WHAT YOU NEED TO DO: Each line below is to be copied exactly as it appears.

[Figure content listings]
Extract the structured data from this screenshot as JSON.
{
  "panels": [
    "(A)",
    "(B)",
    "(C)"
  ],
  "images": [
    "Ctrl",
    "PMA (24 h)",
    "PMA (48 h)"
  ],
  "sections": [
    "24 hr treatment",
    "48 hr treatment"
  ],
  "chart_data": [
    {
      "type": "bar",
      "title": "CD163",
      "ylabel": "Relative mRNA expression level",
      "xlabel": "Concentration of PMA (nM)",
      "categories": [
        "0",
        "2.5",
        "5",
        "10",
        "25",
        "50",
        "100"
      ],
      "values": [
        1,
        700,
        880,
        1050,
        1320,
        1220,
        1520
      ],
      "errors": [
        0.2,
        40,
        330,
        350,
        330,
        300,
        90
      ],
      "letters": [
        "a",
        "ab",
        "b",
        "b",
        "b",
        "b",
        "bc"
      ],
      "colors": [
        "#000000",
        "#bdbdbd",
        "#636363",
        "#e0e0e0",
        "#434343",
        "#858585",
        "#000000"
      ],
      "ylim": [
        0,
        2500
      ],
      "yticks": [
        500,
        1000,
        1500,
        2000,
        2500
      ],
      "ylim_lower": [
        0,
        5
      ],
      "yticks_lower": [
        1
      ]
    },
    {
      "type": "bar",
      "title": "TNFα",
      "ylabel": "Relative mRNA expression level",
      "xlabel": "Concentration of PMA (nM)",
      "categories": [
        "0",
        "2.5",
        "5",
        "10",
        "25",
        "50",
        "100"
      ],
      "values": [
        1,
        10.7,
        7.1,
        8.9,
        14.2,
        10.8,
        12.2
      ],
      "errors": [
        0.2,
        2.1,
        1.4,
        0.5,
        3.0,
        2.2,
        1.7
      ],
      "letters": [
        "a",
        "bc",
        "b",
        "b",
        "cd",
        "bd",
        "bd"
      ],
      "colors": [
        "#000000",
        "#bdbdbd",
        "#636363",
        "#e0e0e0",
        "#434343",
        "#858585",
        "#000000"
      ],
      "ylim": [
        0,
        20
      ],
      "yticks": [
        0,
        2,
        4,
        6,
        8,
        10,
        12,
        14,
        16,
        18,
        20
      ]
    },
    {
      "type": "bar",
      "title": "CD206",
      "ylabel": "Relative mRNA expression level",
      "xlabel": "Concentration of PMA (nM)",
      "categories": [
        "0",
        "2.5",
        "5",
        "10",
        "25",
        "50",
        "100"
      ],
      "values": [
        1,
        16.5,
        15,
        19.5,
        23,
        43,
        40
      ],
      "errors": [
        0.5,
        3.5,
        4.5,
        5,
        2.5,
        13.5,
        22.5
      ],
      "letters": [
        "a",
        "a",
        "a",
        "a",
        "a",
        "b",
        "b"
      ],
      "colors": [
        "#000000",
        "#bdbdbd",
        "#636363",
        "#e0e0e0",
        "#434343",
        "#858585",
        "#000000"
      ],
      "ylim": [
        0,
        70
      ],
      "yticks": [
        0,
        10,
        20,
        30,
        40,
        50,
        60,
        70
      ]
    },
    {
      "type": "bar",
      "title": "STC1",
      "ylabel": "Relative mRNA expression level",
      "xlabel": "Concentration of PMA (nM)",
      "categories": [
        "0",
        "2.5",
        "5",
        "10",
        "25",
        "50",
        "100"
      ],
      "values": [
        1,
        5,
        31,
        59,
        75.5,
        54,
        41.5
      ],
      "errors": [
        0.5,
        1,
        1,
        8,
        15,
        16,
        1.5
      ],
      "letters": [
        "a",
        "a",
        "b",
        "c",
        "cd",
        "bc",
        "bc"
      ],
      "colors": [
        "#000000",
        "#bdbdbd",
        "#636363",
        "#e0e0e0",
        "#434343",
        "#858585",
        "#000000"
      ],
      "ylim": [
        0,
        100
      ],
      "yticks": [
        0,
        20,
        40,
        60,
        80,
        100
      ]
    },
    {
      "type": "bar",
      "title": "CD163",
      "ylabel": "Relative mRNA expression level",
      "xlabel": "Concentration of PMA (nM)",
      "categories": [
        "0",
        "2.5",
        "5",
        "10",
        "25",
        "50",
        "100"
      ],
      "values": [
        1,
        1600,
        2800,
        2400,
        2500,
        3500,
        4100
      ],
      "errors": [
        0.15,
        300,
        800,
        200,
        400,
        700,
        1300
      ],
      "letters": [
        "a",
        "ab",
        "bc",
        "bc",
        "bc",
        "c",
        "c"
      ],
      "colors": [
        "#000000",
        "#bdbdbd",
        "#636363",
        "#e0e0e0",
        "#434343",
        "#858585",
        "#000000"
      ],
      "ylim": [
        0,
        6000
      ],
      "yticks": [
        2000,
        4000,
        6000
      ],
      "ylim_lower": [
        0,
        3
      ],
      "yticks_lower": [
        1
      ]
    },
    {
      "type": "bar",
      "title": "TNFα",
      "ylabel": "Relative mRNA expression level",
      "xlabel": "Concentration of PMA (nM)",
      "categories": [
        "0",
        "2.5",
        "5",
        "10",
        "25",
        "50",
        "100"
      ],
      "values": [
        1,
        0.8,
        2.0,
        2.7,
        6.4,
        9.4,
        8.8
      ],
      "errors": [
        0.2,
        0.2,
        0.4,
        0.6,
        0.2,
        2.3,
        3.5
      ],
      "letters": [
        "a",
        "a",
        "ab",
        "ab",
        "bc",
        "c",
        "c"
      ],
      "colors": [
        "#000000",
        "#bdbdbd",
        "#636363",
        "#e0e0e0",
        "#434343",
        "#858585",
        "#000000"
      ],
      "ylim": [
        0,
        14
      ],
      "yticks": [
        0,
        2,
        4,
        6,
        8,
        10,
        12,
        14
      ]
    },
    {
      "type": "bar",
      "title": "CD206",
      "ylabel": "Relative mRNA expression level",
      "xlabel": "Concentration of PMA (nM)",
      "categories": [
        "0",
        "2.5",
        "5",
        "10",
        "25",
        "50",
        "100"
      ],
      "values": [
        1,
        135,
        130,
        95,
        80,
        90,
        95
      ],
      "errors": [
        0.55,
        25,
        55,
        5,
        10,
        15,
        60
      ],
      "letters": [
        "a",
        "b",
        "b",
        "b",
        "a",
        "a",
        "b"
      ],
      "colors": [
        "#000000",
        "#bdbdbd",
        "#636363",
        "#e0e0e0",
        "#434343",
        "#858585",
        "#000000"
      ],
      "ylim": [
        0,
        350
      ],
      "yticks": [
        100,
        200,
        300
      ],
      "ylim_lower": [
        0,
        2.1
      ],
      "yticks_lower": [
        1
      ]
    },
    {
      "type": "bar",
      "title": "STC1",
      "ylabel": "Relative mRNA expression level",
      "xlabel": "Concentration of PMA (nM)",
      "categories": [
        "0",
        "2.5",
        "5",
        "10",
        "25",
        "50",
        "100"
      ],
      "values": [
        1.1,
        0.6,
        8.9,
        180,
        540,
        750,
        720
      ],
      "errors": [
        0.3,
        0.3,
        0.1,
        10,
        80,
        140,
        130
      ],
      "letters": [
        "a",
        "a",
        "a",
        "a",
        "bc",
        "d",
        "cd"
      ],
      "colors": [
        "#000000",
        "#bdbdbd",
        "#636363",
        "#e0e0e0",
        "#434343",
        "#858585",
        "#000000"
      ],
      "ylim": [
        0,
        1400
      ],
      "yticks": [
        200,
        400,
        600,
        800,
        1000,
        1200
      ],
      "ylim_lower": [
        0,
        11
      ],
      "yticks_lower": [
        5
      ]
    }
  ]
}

RESPONSE TO THIS TASK:
Extract the structured data from this screenshot as JSON.
{
  "panels": [
    "(A)",
    "(B)",
    "(C)"
  ],
  "images": [
    "Ctrl",
    "PMA (24 h)",
    "PMA (48 h)"
  ],
  "sections": [
    "24 hr treatment",
    "48 hr treatment"
  ],
  "chart_data": [
    {
      "type": "bar",
      "title": "CD163",
      "ylabel": "Relative mRNA expression level",
      "xlabel": "Concentration of PMA (nM)",
      "categories": [
        "0",
        "2.5",
        "5",
        "10",
        "25",
        "50",
        "100"
      ],
      "values": [
        1,
        700,
        880,
        1050,
        1320,
        1220,
        1520
      ],
      "errors": [
        0.2,
        40,
        330,
        350,
        330,
        300,
        90
      ],
      "letters": [
        "a",
        "ab",
        "b",
        "b",
        "b",
        "b",
        "bc"
      ],
      "colors": [
        "#000000",
        "#bdbdbd",
        "#636363",
        "#e0e0e0",
        "#434343",
        "#858585",
        "#000000"
      ],
      "ylim": [
        0,
        2500
      ],
      "yticks": [
        500,
        1000,
        1500,
        2000,
        2500
      ],
      "ylim_lower": [
        0,
        5
      ],
      "yticks_lower": [
        1
      ]
    },
    {
      "type": "bar",
      "title": "TNFα",
      "ylabel": "Relative mRNA expression level",
      "xlabel": "Concentration of PMA (nM)",
      "categories": [
        "0",
        "2.5",
        "5",
        "10",
        "25",
        "50",
        "100"
      ],
      "values": [
        1,
        10.7,
        7.1,
        8.9,
        14.2,
        10.8,
        12.2
      ],
      "errors": [
        0.2,
        2.1,
        1.4,
        0.5,
        3.0,
        2.2,
        1.7
      ],
      "letters": [
        "a",
        "bc",
        "b",
        "b",
        "cd",
        "bd",
        "bd"
      ],
      "colors": [
        "#000000",
        "#bdbdbd",
        "#636363",
        "#e0e0e0",
        "#434343",
        "#858585",
        "#000000"
      ],
      "ylim": [
        0,
        20
      ],
      "yticks": [
        0,
        2,
        4,
        6,
        8,
        10,
        12,
        14,
        16,
        18,
        20
      ]
    },
    {
      "type": "bar",
      "title": "CD206",
      "ylabel": "Relative mRNA expression level",
      "xlabel": "Concentration of PMA (nM)",
      "categories": [
        "0",
        "2.5",
        "5",
        "10",
        "25",
        "50",
        "100"
      ],
      "values": [
        1,
        16.5,
        15,
        19.5,
        23,
        43,
        40
      ],
      "errors": [
        0.5,
        3.5,
        4.5,
        5,
        2.5,
        13.5,
        22.5
      ],
      "letters": [
        "a",
        "a",
        "a",
        "a",
        "a",
        "b",
        "b"
      ],
      "colors": [
        "#000000",
        "#bdbdbd",
        "#636363",
        "#e0e0e0",
        "#434343",
        "#858585",
        "#000000"
      ],
      "ylim": [
        0,
        70
      ],
      "yticks": [
        0,
        10,
        20,
        30,
        40,
        50,
        60,
        70
      ]
    },
    {
      "type": "bar",
      "title": "STC1",
      "ylabel": "Relative mRNA expression level",
      "xlabel": "Concentration of PMA (nM)",
      "categories": [
        "0",
        "2.5",
        "5",
        "10",
        "25",
        "50",
        "100"
      ],
      "values": [
        1,
        5,
        31,
        59,
        75.5,
        54,
        41.5
      ],
      "errors": [
        0.5,
        1,
        1,
        8,
        15,
        16,
        1.5
      ],
      "letters": [
        "a",
        "a",
        "b",
        "c",
        "cd",
        "bc",
        "bc"
      ],
      "colors": [
        "#000000",
        "#bdbdbd",
        "#636363",
        "#e0e0e0",
        "#434343",
        "#858585",
        "#000000"
      ],
      "ylim": [
        0,
        100
      ],
      "yticks": [
        0,
        20,
        40,
        60,
        80,
        100
      ]
    },
    {
      "type": "bar",
      "title": "CD163",
      "ylabel": "Relative mRNA expression level",
      "xlabel": "Concentration of PMA (nM)",
      "categories": [
        "0",
        "2.5",
        "5",
        "10",
        "25",
        "50",
        "100"
      ],
      "values": [
        1,
        1600,
        2800,
        2400,
        2500,
        3500,
        4100
      ],
      "errors": [
        0.15,
        300,
        800,
        200,
        400,
        700,
        1300
      ],
      "letters": [
        "a",
        "ab",
        "bc",
        "bc",
        "bc",
        "c",
        "c"
      ],
      "colors": [
        "#000000",
        "#bdbdbd",
        "#636363",
        "#e0e0e0",
        "#434343",
        "#858585",
        "#000000"
      ],
      "ylim": [
        0,
        6000
      ],
      "yticks": [
        2000,
        4000,
        6000
      ],
      "ylim_lower": [
        0,
        3
      ],
      "yticks_lower": [
        1
      ]
    },
    {
      "type": "bar",
      "title": "TNFα",
      "ylabel": "Relative mRNA expression level",
      "xlabel": "Concentration of PMA (nM)",
      "categories": [
        "0",
        "2.5",
        "5",
        "10",
        "25",
        "50",
        "100"
      ],
      "values": [
        1,
        0.8,
        2.0,
        2.7,
        6.4,
        9.4,
        8.8
      ],
      "errors": [
        0.2,
        0.2,
        0.4,
        0.6,
        0.2,
        2.3,
        3.5
      ],
      "letters": [
        "a",
        "a",
        "ab",
        "ab",
        "bc",
        "c",
        "c"
      ],
      "colors": [
        "#000000",
        "#bdbdbd",
        "#636363",
        "#e0e0e0",
        "#434343",
        "#858585",
        "#000000"
      ],
      "ylim": [
        0,
        14
      ],
      "yticks": [
        0,
        2,
        4,
        6,
        8,
        10,
        12,
        14
      ]
    },
    {
      "type": "bar",
      "title": "CD206",
      "ylabel": "Relative mRNA expression level",
      "xlabel": "Concentration of PMA (nM)",
      "categories": [
        "0",
        "2.5",
        "5",
        "10",
        "25",
        "50",
        "100"
      ],
      "values": [
        1,
        135,
        130,
        95,
        80,
        90,
        95
      ],
      "errors": [
        0.55,
        25,
        55,
        5,
        10,
        15,
        60
      ],
      "letters": [
        "a",
        "b",
        "b",
        "b",
        "a",
        "a",
        "b"
      ],
      "colors": [
        "#000000",
        "#bdbdbd",
        "#636363",
        "#e0e0e0",
        "#434343",
        "#858585",
        "#000000"
      ],
      "ylim": [
        0,
        350
      ],
      "yticks": [
        100,
        200,
        300
      ],
      "ylim_lower": [
        0,
        2.1
      ],
      "yticks_lower": [
        1
      ]
    },
    {
      "type": "bar",
      "title": "STC1",
      "ylabel": "Relative mRNA expression level",
      "xlabel": "Concentration of PMA (nM)",
      "categories": [
        "0",
        "2.5",
        "5",
        "10",
        "25",
        "50",
        "100"
      ],
      "values": [
        1.1,
        0.6,
        8.9,
        180,
        540,
        750,
        720
      ],
      "errors": [
        0.3,
        0.3,
        0.1,
        10,
        80,
        140,
        130
      ],
      "letters": [
        "a",
        "a",
        "a",
        "a",
        "bc",
        "d",
        "cd"
      ],
      "colors": [
        "#000000",
        "#bdbdbd",
        "#636363",
        "#e0e0e0",
        "#434343",
        "#858585",
        "#000000"
      ],
      "ylim": [
        0,
        1400
      ],
      "yticks": [
        200,
        400,
        600,
        800,
        1000,
        1200
      ],
      "ylim_lower": [
        0,
        11
      ],
      "yticks_lower": [
        5
      ]
    }
  ]
}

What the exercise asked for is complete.